EXERCISE AIM -
With the pictures omitted, write out all of the listing exactly.

★ ★ ★ ★ ★

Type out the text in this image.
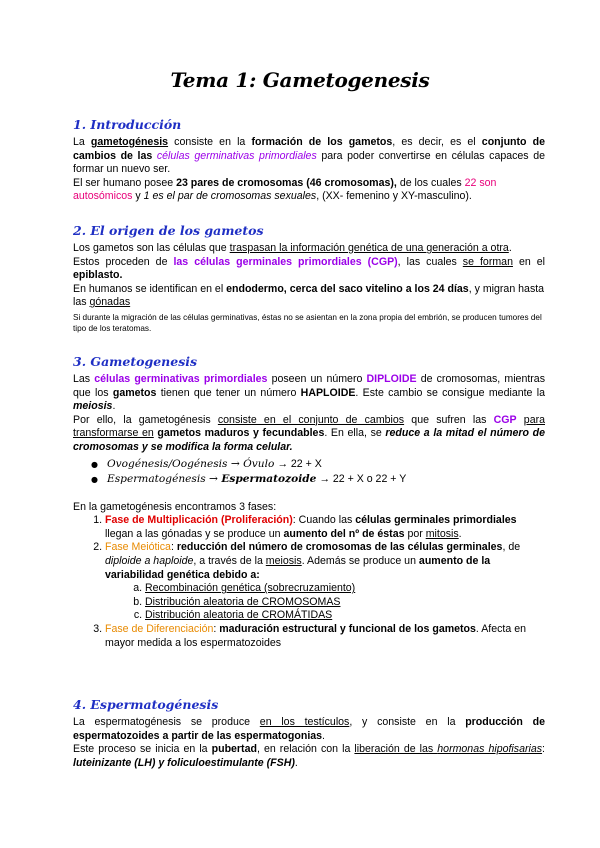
Tema 1: Gametogenesis
1. Introducción

La gametogénesis consiste en la formación de los gametos, es decir, es el conjunto de cambios de las células germinativas primordiales para poder convertirse en células capaces de formar un nuevo ser.

El ser humano posee 23 pares de cromosomas (46 cromosomas), de los cuales 22 son autosómicos y 1 es el par de cromosomas sexuales, (XX- femenino y XY-masculino).

2. El origen de los gametos

Los gametos son las células que traspasan la información genética de una generación a otra.

Estos proceden de las células germinales primordiales (CGP), las cuales se forman en el epiblasto.

En humanos se identifican en el endodermo, cerca del saco vitelino a los 24 días, y migran hasta las gónadas

Si durante la migración de las células germinativas, éstas no se asientan en la zona propia del embrión, se producen tumores del tipo de los teratomas.

3. Gametogenesis

Las células germinativas primordiales poseen un número DIPLOIDE de cromosomas, mientras que los gametos tienen que tener un número HAPLOIDE. Este cambio se consigue mediante la meiosis.

Por ello, la gametogénesis consiste en el conjunto de cambios que sufren las CGP para transformarse en gametos maduros y fecundables. En ella, se reduce a la mitad el número de cromosomas y se modifica la forma celular.

● Ovogénesis/Oogénesis → Óvulo → 22 + X
● Espermatogénesis → Espermatozoide → 22 + X o 22 + Y

En la gametogénesis encontramos 3 fases:

1. Fase de Multiplicación (Proliferación): Cuando las células germinales primordiales llegan a las gónadas y se produce un aumento del nº de éstas por mitosis.
2. Fase Meiótica: reducción del número de cromosomas de las células germinales, de diploide a haploide, a través de la meiosis. Además se produce un aumento de la variabilidad genética debido a:
a. Recombinación genética (sobrecruzamiento)
b. Distribución aleatoria de CROMOSOMAS
c. Distribución aleatoria de CROMÁTIDAS
3. Fase de Diferenciación: maduración estructural y funcional de los gametos. Afecta en mayor medida a los espermatozoides
4. Espermatogénesis

La espermatogénesis se produce en los testículos, y consiste en la producción de espermatozoides a partir de las espermatogonias.

Este proceso se inicia en la pubertad, en relación con la liberación de las hormonas hipofisarias: luteinizante (LH) y foliculoestimulante (FSH).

★ ★ ★ ★ ★

ANSWER SECTION -
Type out the text in this image.
Tema 1: Gametogenesis
1. Introducción

La gametogénesis consiste en la formación de los gametos, es decir, es el conjunto de cambios de las células germinativas primordiales para poder convertirse en células capaces de formar un nuevo ser.

El ser humano posee 23 pares de cromosomas (46 cromosomas), de los cuales 22 son autosómicos y 1 es el par de cromosomas sexuales, (XX- femenino y XY-masculino).

2. El origen de los gametos

Los gametos son las células que traspasan la información genética de una generación a otra.

Estos proceden de las células germinales primordiales (CGP), las cuales se forman en el epiblasto.

En humanos se identifican en el endodermo, cerca del saco vitelino a los 24 días, y migran hasta las gónadas

Si durante la migración de las células germinativas, éstas no se asientan en la zona propia del embrión, se producen tumores del tipo de los teratomas.

3. Gametogenesis

Las células germinativas primordiales poseen un número DIPLOIDE de cromosomas, mientras que los gametos tienen que tener un número HAPLOIDE. Este cambio se consigue mediante la meiosis.

Por ello, la gametogénesis consiste en el conjunto de cambios que sufren las CGP para transformarse en gametos maduros y fecundables. En ella, se reduce a la mitad el número de cromosomas y se modifica la forma celular.

● Ovogénesis/Oogénesis → Óvulo → 22 + X
● Espermatogénesis → Espermatozoide → 22 + X o 22 + Y

En la gametogénesis encontramos 3 fases:

1. Fase de Multiplicación (Proliferación): Cuando las células germinales primordiales llegan a las gónadas y se produce un aumento del nº de éstas por mitosis.
2. Fase Meiótica: reducción del número de cromosomas de las células germinales, de diploide a haploide, a través de la meiosis. Además se produce un aumento de la variabilidad genética debido a:
a. Recombinación genética (sobrecruzamiento)
b. Distribución aleatoria de CROMOSOMAS
c. Distribución aleatoria de CROMÁTIDAS
3. Fase de Diferenciación: maduración estructural y funcional de los gametos. Afecta en mayor medida a los espermatozoides
4. Espermatogénesis

La espermatogénesis se produce en los testículos, y consiste en la producción de espermatozoides a partir de las espermatogonias.

Este proceso se inicia en la pubertad, en relación con la liberación de las hormonas hipofisarias: luteinizante (LH) y foliculoestimulante (FSH).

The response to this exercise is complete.